Retype the data below without altering anything.

== Extracted material ==

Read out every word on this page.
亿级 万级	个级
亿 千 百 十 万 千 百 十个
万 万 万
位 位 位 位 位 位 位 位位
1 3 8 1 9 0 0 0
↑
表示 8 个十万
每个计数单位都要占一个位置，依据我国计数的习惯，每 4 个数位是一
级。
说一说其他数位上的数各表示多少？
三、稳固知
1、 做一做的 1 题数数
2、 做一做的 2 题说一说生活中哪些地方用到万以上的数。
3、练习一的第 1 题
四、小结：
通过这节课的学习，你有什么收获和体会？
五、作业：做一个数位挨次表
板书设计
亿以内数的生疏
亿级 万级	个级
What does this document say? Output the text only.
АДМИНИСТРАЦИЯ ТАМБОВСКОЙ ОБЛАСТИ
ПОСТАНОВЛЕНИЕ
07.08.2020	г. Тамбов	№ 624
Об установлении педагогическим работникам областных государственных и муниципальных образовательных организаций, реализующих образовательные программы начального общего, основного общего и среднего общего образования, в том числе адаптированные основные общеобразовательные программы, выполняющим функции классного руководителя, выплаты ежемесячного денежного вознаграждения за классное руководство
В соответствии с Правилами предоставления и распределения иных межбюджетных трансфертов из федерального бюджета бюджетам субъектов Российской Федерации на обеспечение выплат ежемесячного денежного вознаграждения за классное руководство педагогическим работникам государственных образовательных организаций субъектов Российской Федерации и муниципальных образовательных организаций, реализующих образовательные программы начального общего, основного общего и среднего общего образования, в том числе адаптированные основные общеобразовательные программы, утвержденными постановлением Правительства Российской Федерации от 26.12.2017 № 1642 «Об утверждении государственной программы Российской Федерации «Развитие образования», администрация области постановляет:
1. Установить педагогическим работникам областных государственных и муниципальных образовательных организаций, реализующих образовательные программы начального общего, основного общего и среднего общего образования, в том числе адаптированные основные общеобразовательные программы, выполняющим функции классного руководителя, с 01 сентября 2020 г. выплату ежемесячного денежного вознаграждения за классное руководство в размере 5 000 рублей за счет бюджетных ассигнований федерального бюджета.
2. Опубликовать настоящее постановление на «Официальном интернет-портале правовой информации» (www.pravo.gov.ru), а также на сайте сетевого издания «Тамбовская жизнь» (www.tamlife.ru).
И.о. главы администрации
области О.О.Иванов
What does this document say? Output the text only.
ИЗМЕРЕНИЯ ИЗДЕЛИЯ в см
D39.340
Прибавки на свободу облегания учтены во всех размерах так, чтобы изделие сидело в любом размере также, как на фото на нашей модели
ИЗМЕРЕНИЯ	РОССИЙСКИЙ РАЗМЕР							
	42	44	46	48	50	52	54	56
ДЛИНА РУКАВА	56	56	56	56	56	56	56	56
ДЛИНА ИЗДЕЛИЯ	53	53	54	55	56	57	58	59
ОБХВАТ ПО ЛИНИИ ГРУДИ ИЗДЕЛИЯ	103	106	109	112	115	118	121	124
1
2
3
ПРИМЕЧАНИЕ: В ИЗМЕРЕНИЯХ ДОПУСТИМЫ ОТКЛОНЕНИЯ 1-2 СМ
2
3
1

===

**Correct result**
Read out every word on this page.
亿级 万级	个级
亿 千 百 十 万 千 百 十个
万 万 万
位 位 位 位 位 位 位 位位
1 3 8 1 9 0 0 0
↑
表示 8 个十万
每个计数单位都要占一个位置，依据我国计数的习惯，每 4 个数位是一
级。
说一说其他数位上的数各表示多少？
三、稳固知
1、 做一做的 1 题数数
2、 做一做的 2 题说一说生活中哪些地方用到万以上的数。
3、练习一的第 1 题
四、小结：
通过这节课的学习，你有什么收获和体会？
五、作业：做一个数位挨次表
板书设计
亿以内数的生疏
亿级 万级	个级
What does this document say? Output the text only.
АДМИНИСТРАЦИЯ ТАМБОВСКОЙ ОБЛАСТИ
ПОСТАНОВЛЕНИЕ
07.08.2020	г. Тамбов	№ 624
Об установлении педагогическим работникам областных государственных и муниципальных образовательных организаций, реализующих образовательные программы начального общего, основного общего и среднего общего образования, в том числе адаптированные основные общеобразовательные программы, выполняющим функции классного руководителя, выплаты ежемесячного денежного вознаграждения за классное руководство
В соответствии с Правилами предоставления и распределения иных межбюджетных трансфертов из федерального бюджета бюджетам субъектов Российской Федерации на обеспечение выплат ежемесячного денежного вознаграждения за классное руководство педагогическим работникам государственных образовательных организаций субъектов Российской Федерации и муниципальных образовательных организаций, реализующих образовательные программы начального общего, основного общего и среднего общего образования, в том числе адаптированные основные общеобразовательные программы, утвержденными постановлением Правительства Российской Федерации от 26.12.2017 № 1642 «Об утверждении государственной программы Российской Федерации «Развитие образования», администрация области постановляет:
1. Установить педагогическим работникам областных государственных и муниципальных образовательных организаций, реализующих образовательные программы начального общего, основного общего и среднего общего образования, в том числе адаптированные основные общеобразовательные программы, выполняющим функции классного руководителя, с 01 сентября 2020 г. выплату ежемесячного денежного вознаграждения за классное руководство в размере 5 000 рублей за счет бюджетных ассигнований федерального бюджета.
2. Опубликовать настоящее постановление на «Официальном интернет-портале правовой информации» (www.pravo.gov.ru), а также на сайте сетевого издания «Тамбовская жизнь» (www.tamlife.ru).
И.о. главы администрации
области О.О.Иванов
What does this document say? Output the text only.
ИЗМЕРЕНИЯ ИЗДЕЛИЯ в см
D39.340
Прибавки на свободу облегания учтены во всех размерах так, чтобы изделие сидело в любом размере также, как на фото на нашей модели
ИЗМЕРЕНИЯ	РОССИЙСКИЙ РАЗМЕР							
	42	44	46	48	50	52	54	56
ДЛИНА РУКАВА	56	56	56	56	56	56	56	56
ДЛИНА ИЗДЕЛИЯ	53	53	54	55	56	57	58	59
ОБХВАТ ПО ЛИНИИ ГРУДИ ИЗДЕЛИЯ	103	106	109	112	115	118	121	124
1
2
3
ПРИМЕЧАНИЕ: В ИЗМЕРЕНИЯХ ДОПУСТИМЫ ОТКЛОНЕНИЯ 1-2 СМ
2
3
1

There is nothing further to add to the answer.